WRITTEN REQUEST: Copy every line of the records below that holds the word "name".

(Chart and figure data)
----------

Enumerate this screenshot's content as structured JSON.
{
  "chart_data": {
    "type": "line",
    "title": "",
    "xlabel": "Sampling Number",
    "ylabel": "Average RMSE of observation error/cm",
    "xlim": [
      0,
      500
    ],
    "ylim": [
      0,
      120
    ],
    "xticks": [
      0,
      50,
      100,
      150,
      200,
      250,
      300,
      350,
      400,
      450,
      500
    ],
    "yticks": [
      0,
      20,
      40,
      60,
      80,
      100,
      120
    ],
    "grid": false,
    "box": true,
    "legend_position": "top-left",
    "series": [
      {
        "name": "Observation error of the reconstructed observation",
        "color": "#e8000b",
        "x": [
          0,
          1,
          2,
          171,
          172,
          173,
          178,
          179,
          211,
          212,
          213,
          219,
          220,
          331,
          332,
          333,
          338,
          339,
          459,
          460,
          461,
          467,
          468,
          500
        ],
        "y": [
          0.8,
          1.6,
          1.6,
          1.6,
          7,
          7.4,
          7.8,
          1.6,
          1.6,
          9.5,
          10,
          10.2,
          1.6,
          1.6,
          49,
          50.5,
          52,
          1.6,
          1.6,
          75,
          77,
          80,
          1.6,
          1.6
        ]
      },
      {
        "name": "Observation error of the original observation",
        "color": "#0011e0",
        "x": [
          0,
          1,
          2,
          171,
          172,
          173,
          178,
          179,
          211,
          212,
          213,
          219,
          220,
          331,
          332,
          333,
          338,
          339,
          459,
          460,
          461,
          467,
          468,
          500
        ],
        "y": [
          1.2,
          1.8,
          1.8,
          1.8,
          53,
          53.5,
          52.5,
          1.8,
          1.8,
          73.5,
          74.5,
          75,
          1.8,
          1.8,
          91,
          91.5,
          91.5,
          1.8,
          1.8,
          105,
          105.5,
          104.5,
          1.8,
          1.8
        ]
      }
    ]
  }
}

----------

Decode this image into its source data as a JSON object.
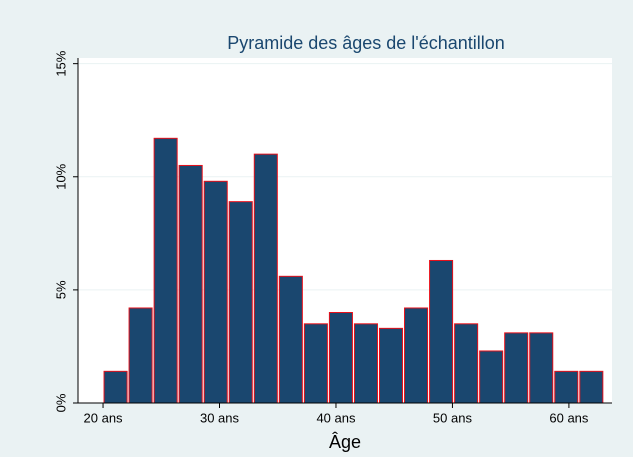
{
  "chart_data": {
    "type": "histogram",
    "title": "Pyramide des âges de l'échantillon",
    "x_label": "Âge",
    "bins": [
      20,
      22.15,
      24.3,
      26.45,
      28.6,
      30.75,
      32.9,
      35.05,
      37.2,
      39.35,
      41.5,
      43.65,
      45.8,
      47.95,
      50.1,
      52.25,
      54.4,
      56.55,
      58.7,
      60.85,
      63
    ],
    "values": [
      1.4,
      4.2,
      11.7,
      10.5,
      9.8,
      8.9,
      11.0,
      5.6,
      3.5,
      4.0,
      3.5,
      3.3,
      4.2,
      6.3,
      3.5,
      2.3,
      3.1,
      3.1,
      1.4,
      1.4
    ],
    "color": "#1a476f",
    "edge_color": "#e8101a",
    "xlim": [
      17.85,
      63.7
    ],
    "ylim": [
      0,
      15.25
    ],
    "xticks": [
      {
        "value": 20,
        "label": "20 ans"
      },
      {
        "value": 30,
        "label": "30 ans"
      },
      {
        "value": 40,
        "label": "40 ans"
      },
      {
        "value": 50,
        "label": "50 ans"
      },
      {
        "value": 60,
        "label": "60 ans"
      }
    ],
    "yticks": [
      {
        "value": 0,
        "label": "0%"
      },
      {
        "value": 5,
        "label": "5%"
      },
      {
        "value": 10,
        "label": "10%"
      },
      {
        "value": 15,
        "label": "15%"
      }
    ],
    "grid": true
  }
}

----------

EXERCISE RESPONSE:
        "name": "Observation error of the reconstructed observation",
        "name": "Observation error of the original observation",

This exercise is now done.